### Aim
Write every entry out again exactly, please, and skip the pictures.

### Data excerpts
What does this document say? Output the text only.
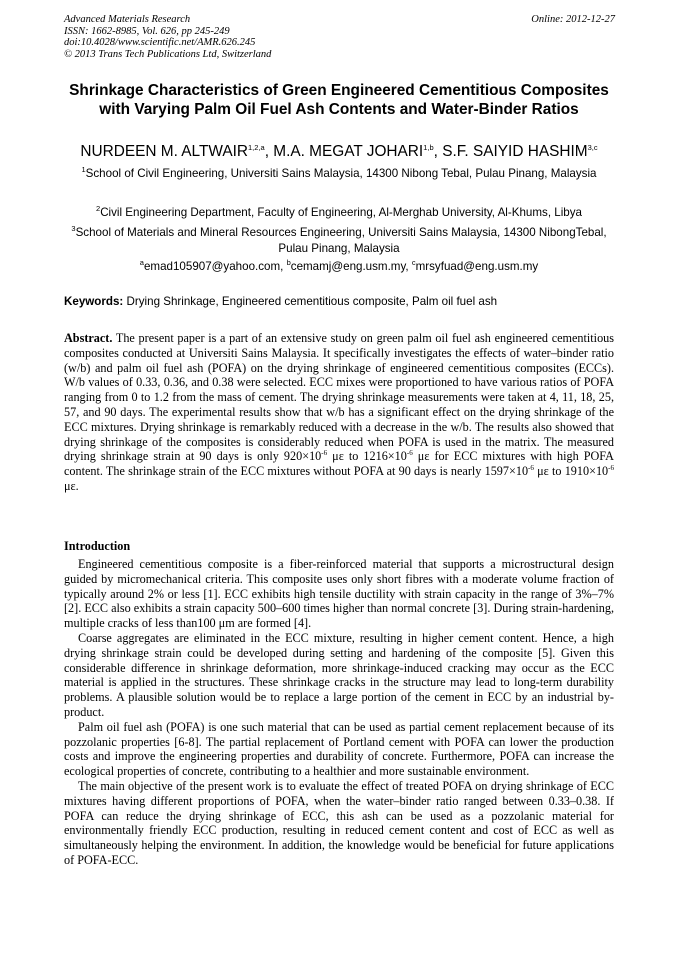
Advanced Materials Research
ISSN: 1662-8985, Vol. 626, pp 245-249
doi:10.4028/www.scientific.net/AMR.626.245
© 2013 Trans Tech Publications Ltd, Switzerland
Online: 2012-12-27
Shrinkage Characteristics of Green Engineered Cementitious Composites with Varying Palm Oil Fuel Ash Contents and Water-Binder Ratios

NURDEEN M. ALTWAIR$^{1,2,a}$, M.A. MEGAT JOHARI$^{1,b}$, S.F. SAIYID HASHIM$^{3,c}$

$^1$School of Civil Engineering, Universiti Sains Malaysia, 14300 Nibong Tebal, Pulau Pinang, Malaysia

$^2$Civil Engineering Department, Faculty of Engineering, Al-Merghab University, Al-Khums, Libya

$^3$School of Materials and Mineral Resources Engineering, Universiti Sains Malaysia, 14300 NibongTebal, Pulau Pinang, Malaysia

$^a$emad105907@yahoo.com, $^b$cemamj@eng.usm.my, $^c$mrsyfuad@eng.usm.my

Keywords: Drying Shrinkage, Engineered cementitious composite, Palm oil fuel ash

Abstract. The present paper is a part of an extensive study on green palm oil fuel ash engineered cementitious composites conducted at Universiti Sains Malaysia. It specifically investigates the effects of water–binder ratio (w/b) and palm oil fuel ash (POFA) on the drying shrinkage of engineered cementitious composites (ECCs). W/b values of 0.33, 0.36, and 0.38 were selected. ECC mixes were proportioned to have various ratios of POFA ranging from 0 to 1.2 from the mass of cement. The drying shrinkage measurements were taken at 4, 11, 18, 25, 57, and 90 days. The experimental results show that w/b has a significant effect on the drying shrinkage of the ECC mixtures. Drying shrinkage is remarkably reduced with a decrease in the w/b. The results also showed that drying shrinkage of the composites is considerably reduced when POFA is used in the matrix. The measured drying shrinkage strain at 90 days is only $920\times 10^{-6}$ με to $1216\times 10^{-6}$ με for ECC mixtures with high POFA content. The shrinkage strain of the ECC mixtures without POFA at 90 days is nearly $1597\times 10^{-6}$ με to $1910\times 10^{-6}$ με.

Introduction

Engineered cementitious composite is a fiber-reinforced material that supports a microstructural design guided by micromechanical criteria. This composite uses only short fibres with a moderate volume fraction of typically around 2% or less [1]. ECC exhibits high tensile ductility with strain capacity in the range of 3%–7% [2]. ECC also exhibits a strain capacity 500–600 times higher than normal concrete [3]. During strain-hardening, multiple cracks of less than100 μm are formed [4].

Coarse aggregates are eliminated in the ECC mixture, resulting in higher cement content. Hence, a high drying shrinkage strain could be developed during setting and hardening of the composite [5]. Given this considerable difference in shrinkage deformation, more shrinkage-induced cracking may occur as the ECC material is applied in the structures. These shrinkage cracks in the structure may lead to long-term durability problems. A plausible solution would be to replace a large portion of the cement in ECC by an industrial by-product.

Palm oil fuel ash (POFA) is one such material that can be used as partial cement replacement because of its pozzolanic properties [6-8]. The partial replacement of Portland cement with POFA can lower the production costs and improve the engineering properties and durability of concrete. Furthermore, POFA can increase the ecological properties of concrete, contributing to a healthier and more sustainable environment.

The main objective of the present work is to evaluate the effect of treated POFA on drying shrinkage of ECC mixtures having different proportions of POFA, when the water–binder ratio ranged between 0.33–0.38. If POFA can reduce the drying shrinkage of ECC, this ash can be used as a pozzolanic material for environmentally friendly ECC production, resulting in reduced cement content and cost of ECC as well as simultaneously helping the environment. In addition, the knowledge would be beneficial for future applications of POFA-ECC.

### Result of this exercise
What does this document say? Output the text only.
Advanced Materials Research
ISSN: 1662-8985, Vol. 626, pp 245-249
doi:10.4028/www.scientific.net/AMR.626.245
© 2013 Trans Tech Publications Ltd, Switzerland
Online: 2012-12-27
Shrinkage Characteristics of Green Engineered Cementitious Composites with Varying Palm Oil Fuel Ash Contents and Water-Binder Ratios

NURDEEN M. ALTWAIR$^{1,2,a}$, M.A. MEGAT JOHARI$^{1,b}$, S.F. SAIYID HASHIM$^{3,c}$

$^1$School of Civil Engineering, Universiti Sains Malaysia, 14300 Nibong Tebal, Pulau Pinang, Malaysia

$^2$Civil Engineering Department, Faculty of Engineering, Al-Merghab University, Al-Khums, Libya

$^3$School of Materials and Mineral Resources Engineering, Universiti Sains Malaysia, 14300 NibongTebal, Pulau Pinang, Malaysia

$^a$emad105907@yahoo.com, $^b$cemamj@eng.usm.my, $^c$mrsyfuad@eng.usm.my

Keywords: Drying Shrinkage, Engineered cementitious composite, Palm oil fuel ash

Abstract. The present paper is a part of an extensive study on green palm oil fuel ash engineered cementitious composites conducted at Universiti Sains Malaysia. It specifically investigates the effects of water–binder ratio (w/b) and palm oil fuel ash (POFA) on the drying shrinkage of engineered cementitious composites (ECCs). W/b values of 0.33, 0.36, and 0.38 were selected. ECC mixes were proportioned to have various ratios of POFA ranging from 0 to 1.2 from the mass of cement. The drying shrinkage measurements were taken at 4, 11, 18, 25, 57, and 90 days. The experimental results show that w/b has a significant effect on the drying shrinkage of the ECC mixtures. Drying shrinkage is remarkably reduced with a decrease in the w/b. The results also showed that drying shrinkage of the composites is considerably reduced when POFA is used in the matrix. The measured drying shrinkage strain at 90 days is only $920\times 10^{-6}$ με to $1216\times 10^{-6}$ με for ECC mixtures with high POFA content. The shrinkage strain of the ECC mixtures without POFA at 90 days is nearly $1597\times 10^{-6}$ με to $1910\times 10^{-6}$ με.

Introduction

Engineered cementitious composite is a fiber-reinforced material that supports a microstructural design guided by micromechanical criteria. This composite uses only short fibres with a moderate volume fraction of typically around 2% or less [1]. ECC exhibits high tensile ductility with strain capacity in the range of 3%–7% [2]. ECC also exhibits a strain capacity 500–600 times higher than normal concrete [3]. During strain-hardening, multiple cracks of less than100 μm are formed [4].

Coarse aggregates are eliminated in the ECC mixture, resulting in higher cement content. Hence, a high drying shrinkage strain could be developed during setting and hardening of the composite [5]. Given this considerable difference in shrinkage deformation, more shrinkage-induced cracking may occur as the ECC material is applied in the structures. These shrinkage cracks in the structure may lead to long-term durability problems. A plausible solution would be to replace a large portion of the cement in ECC by an industrial by-product.

Palm oil fuel ash (POFA) is one such material that can be used as partial cement replacement because of its pozzolanic properties [6-8]. The partial replacement of Portland cement with POFA can lower the production costs and improve the engineering properties and durability of concrete. Furthermore, POFA can increase the ecological properties of concrete, contributing to a healthier and more sustainable environment.

The main objective of the present work is to evaluate the effect of treated POFA on drying shrinkage of ECC mixtures having different proportions of POFA, when the water–binder ratio ranged between 0.33–0.38. If POFA can reduce the drying shrinkage of ECC, this ash can be used as a pozzolanic material for environmentally friendly ECC production, resulting in reduced cement content and cost of ECC as well as simultaneously helping the environment. In addition, the knowledge would be beneficial for future applications of POFA-ECC.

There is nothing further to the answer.